## begin DATA LINES

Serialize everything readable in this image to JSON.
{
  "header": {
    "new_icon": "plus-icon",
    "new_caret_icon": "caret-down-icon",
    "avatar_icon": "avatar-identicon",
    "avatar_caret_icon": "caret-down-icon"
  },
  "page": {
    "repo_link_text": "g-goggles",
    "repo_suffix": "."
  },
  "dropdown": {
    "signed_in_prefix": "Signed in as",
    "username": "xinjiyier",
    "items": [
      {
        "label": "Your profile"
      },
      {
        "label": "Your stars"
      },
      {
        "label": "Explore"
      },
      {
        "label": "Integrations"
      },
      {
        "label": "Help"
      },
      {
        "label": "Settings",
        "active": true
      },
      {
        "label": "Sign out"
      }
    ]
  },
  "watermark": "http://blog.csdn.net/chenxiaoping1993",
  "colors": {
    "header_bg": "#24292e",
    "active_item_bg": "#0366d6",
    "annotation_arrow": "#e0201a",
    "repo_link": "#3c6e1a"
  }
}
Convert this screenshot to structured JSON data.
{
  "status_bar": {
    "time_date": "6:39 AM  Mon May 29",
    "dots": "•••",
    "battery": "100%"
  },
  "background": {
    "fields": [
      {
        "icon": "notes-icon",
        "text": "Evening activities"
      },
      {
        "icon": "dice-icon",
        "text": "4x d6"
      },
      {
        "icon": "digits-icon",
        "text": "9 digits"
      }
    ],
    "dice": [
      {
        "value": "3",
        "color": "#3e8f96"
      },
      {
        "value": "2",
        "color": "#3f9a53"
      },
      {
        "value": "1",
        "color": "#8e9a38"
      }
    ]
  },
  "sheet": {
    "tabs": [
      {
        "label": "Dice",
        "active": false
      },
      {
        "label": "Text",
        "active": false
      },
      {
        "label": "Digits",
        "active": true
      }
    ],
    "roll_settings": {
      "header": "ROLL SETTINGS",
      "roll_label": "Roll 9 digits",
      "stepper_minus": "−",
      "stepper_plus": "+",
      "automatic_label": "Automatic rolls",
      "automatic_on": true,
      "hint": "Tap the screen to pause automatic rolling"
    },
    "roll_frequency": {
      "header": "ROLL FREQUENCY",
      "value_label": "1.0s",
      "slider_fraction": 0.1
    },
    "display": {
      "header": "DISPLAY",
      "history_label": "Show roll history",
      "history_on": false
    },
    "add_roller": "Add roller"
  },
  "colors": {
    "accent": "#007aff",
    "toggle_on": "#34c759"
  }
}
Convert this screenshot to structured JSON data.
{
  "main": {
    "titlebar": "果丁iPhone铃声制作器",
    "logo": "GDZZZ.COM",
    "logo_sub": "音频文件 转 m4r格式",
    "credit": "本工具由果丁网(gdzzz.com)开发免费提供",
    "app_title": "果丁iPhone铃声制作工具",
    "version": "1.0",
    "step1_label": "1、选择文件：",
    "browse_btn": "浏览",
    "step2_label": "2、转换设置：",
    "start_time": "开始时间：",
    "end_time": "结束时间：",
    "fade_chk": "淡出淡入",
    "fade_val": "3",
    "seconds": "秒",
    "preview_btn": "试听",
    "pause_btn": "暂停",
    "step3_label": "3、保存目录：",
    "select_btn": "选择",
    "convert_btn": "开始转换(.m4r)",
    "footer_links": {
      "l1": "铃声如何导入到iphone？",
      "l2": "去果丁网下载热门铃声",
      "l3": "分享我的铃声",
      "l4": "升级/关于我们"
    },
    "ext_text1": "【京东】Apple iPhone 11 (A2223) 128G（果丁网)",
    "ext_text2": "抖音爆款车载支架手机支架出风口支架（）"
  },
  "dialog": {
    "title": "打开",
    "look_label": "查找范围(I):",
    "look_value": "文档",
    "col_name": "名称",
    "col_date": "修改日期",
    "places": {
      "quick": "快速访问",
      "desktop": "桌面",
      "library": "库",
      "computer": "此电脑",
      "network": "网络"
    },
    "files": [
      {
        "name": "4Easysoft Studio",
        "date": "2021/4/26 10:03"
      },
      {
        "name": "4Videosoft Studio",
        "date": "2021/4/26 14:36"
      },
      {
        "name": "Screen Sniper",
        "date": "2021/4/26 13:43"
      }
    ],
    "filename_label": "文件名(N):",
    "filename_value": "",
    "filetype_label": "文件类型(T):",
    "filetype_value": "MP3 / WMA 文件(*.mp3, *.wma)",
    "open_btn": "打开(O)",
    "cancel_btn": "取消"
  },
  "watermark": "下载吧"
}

## end DATA LINES

• **YOUR TASK**: Copy out all the entries shown above, character for character.

• **EXERCISE OUTPUT**:
Serialize everything readable in this image to JSON.
{
  "header": {
    "new_icon": "plus-icon",
    "new_caret_icon": "caret-down-icon",
    "avatar_icon": "avatar-identicon",
    "avatar_caret_icon": "caret-down-icon"
  },
  "page": {
    "repo_link_text": "g-goggles",
    "repo_suffix": "."
  },
  "dropdown": {
    "signed_in_prefix": "Signed in as",
    "username": "xinjiyier",
    "items": [
      {
        "label": "Your profile"
      },
      {
        "label": "Your stars"
      },
      {
        "label": "Explore"
      },
      {
        "label": "Integrations"
      },
      {
        "label": "Help"
      },
      {
        "label": "Settings",
        "active": true
      },
      {
        "label": "Sign out"
      }
    ]
  },
  "watermark": "http://blog.csdn.net/chenxiaoping1993",
  "colors": {
    "header_bg": "#24292e",
    "active_item_bg": "#0366d6",
    "annotation_arrow": "#e0201a",
    "repo_link": "#3c6e1a"
  }
}
Convert this screenshot to structured JSON data.
{
  "status_bar": {
    "time_date": "6:39 AM  Mon May 29",
    "dots": "•••",
    "battery": "100%"
  },
  "background": {
    "fields": [
      {
        "icon": "notes-icon",
        "text": "Evening activities"
      },
      {
        "icon": "dice-icon",
        "text": "4x d6"
      },
      {
        "icon": "digits-icon",
        "text": "9 digits"
      }
    ],
    "dice": [
      {
        "value": "3",
        "color": "#3e8f96"
      },
      {
        "value": "2",
        "color": "#3f9a53"
      },
      {
        "value": "1",
        "color": "#8e9a38"
      }
    ]
  },
  "sheet": {
    "tabs": [
      {
        "label": "Dice",
        "active": false
      },
      {
        "label": "Text",
        "active": false
      },
      {
        "label": "Digits",
        "active": true
      }
    ],
    "roll_settings": {
      "header": "ROLL SETTINGS",
      "roll_label": "Roll 9 digits",
      "stepper_minus": "−",
      "stepper_plus": "+",
      "automatic_label": "Automatic rolls",
      "automatic_on": true,
      "hint": "Tap the screen to pause automatic rolling"
    },
    "roll_frequency": {
      "header": "ROLL FREQUENCY",
      "value_label": "1.0s",
      "slider_fraction": 0.1
    },
    "display": {
      "header": "DISPLAY",
      "history_label": "Show roll history",
      "history_on": false
    },
    "add_roller": "Add roller"
  },
  "colors": {
    "accent": "#007aff",
    "toggle_on": "#34c759"
  }
}
Convert this screenshot to structured JSON data.
{
  "main": {
    "titlebar": "果丁iPhone铃声制作器",
    "logo": "GDZZZ.COM",
    "logo_sub": "音频文件 转 m4r格式",
    "credit": "本工具由果丁网(gdzzz.com)开发免费提供",
    "app_title": "果丁iPhone铃声制作工具",
    "version": "1.0",
    "step1_label": "1、选择文件：",
    "browse_btn": "浏览",
    "step2_label": "2、转换设置：",
    "start_time": "开始时间：",
    "end_time": "结束时间：",
    "fade_chk": "淡出淡入",
    "fade_val": "3",
    "seconds": "秒",
    "preview_btn": "试听",
    "pause_btn": "暂停",
    "step3_label": "3、保存目录：",
    "select_btn": "选择",
    "convert_btn": "开始转换(.m4r)",
    "footer_links": {
      "l1": "铃声如何导入到iphone？",
      "l2": "去果丁网下载热门铃声",
      "l3": "分享我的铃声",
      "l4": "升级/关于我们"
    },
    "ext_text1": "【京东】Apple iPhone 11 (A2223) 128G（果丁网)",
    "ext_text2": "抖音爆款车载支架手机支架出风口支架（）"
  },
  "dialog": {
    "title": "打开",
    "look_label": "查找范围(I):",
    "look_value": "文档",
    "col_name": "名称",
    "col_date": "修改日期",
    "places": {
      "quick": "快速访问",
      "desktop": "桌面",
      "library": "库",
      "computer": "此电脑",
      "network": "网络"
    },
    "files": [
      {
        "name": "4Easysoft Studio",
        "date": "2021/4/26 10:03"
      },
      {
        "name": "4Videosoft Studio",
        "date": "2021/4/26 14:36"
      },
      {
        "name": "Screen Sniper",
        "date": "2021/4/26 13:43"
      }
    ],
    "filename_label": "文件名(N):",
    "filename_value": "",
    "filetype_label": "文件类型(T):",
    "filetype_value": "MP3 / WMA 文件(*.mp3, *.wma)",
    "open_btn": "打开(O)",
    "cancel_btn": "取消"
  },
  "watermark": "下载吧"
}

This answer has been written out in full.